**Task instructions**
Can you retype every record below exactly as written?

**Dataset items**
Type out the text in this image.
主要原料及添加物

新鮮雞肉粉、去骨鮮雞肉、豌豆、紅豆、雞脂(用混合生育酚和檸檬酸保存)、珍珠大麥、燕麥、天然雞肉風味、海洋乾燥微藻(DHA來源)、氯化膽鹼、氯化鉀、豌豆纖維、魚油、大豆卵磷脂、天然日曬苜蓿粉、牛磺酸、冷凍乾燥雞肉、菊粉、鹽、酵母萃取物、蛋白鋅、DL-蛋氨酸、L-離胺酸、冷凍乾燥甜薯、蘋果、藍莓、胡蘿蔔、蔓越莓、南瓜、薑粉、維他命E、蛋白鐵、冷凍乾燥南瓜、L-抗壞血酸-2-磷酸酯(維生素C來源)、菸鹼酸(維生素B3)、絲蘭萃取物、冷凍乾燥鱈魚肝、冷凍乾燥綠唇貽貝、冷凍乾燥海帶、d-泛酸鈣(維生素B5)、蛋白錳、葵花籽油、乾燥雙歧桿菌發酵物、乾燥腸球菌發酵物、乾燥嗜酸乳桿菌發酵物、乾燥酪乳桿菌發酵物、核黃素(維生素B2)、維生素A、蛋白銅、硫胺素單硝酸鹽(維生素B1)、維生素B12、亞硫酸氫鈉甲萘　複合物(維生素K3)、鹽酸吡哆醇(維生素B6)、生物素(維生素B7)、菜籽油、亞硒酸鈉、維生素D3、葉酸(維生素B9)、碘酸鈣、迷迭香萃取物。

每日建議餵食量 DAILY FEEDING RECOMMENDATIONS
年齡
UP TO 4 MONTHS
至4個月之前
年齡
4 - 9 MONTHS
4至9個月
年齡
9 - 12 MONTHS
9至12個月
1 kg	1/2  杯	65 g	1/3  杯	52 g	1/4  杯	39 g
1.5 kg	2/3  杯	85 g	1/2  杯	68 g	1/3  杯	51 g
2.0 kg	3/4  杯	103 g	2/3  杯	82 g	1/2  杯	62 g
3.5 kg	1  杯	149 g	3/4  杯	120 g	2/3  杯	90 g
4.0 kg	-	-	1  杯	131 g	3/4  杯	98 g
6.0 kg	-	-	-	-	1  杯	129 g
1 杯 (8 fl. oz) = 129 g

**Written answer**
Type out the text in this image.
主要原料及添加物

新鮮雞肉粉、去骨鮮雞肉、豌豆、紅豆、雞脂(用混合生育酚和檸檬酸保存)、珍珠大麥、燕麥、天然雞肉風味、海洋乾燥微藻(DHA來源)、氯化膽鹼、氯化鉀、豌豆纖維、魚油、大豆卵磷脂、天然日曬苜蓿粉、牛磺酸、冷凍乾燥雞肉、菊粉、鹽、酵母萃取物、蛋白鋅、DL-蛋氨酸、L-離胺酸、冷凍乾燥甜薯、蘋果、藍莓、胡蘿蔔、蔓越莓、南瓜、薑粉、維他命E、蛋白鐵、冷凍乾燥南瓜、L-抗壞血酸-2-磷酸酯(維生素C來源)、菸鹼酸(維生素B3)、絲蘭萃取物、冷凍乾燥鱈魚肝、冷凍乾燥綠唇貽貝、冷凍乾燥海帶、d-泛酸鈣(維生素B5)、蛋白錳、葵花籽油、乾燥雙歧桿菌發酵物、乾燥腸球菌發酵物、乾燥嗜酸乳桿菌發酵物、乾燥酪乳桿菌發酵物、核黃素(維生素B2)、維生素A、蛋白銅、硫胺素單硝酸鹽(維生素B1)、維生素B12、亞硫酸氫鈉甲萘　複合物(維生素K3)、鹽酸吡哆醇(維生素B6)、生物素(維生素B7)、菜籽油、亞硒酸鈉、維生素D3、葉酸(維生素B9)、碘酸鈣、迷迭香萃取物。

每日建議餵食量 DAILY FEEDING RECOMMENDATIONS
年齡
UP TO 4 MONTHS
至4個月之前
年齡
4 - 9 MONTHS
4至9個月
年齡
9 - 12 MONTHS
9至12個月
1 kg	1/2  杯	65 g	1/3  杯	52 g	1/4  杯	39 g
1.5 kg	2/3  杯	85 g	1/2  杯	68 g	1/3  杯	51 g
2.0 kg	3/4  杯	103 g	2/3  杯	82 g	1/2  杯	62 g
3.5 kg	1  杯	149 g	3/4  杯	120 g	2/3  杯	90 g
4.0 kg	-	-	1  杯	131 g	3/4  杯	98 g
6.0 kg	-	-	-	-	1  杯	129 g
1 杯 (8 fl. oz) = 129 g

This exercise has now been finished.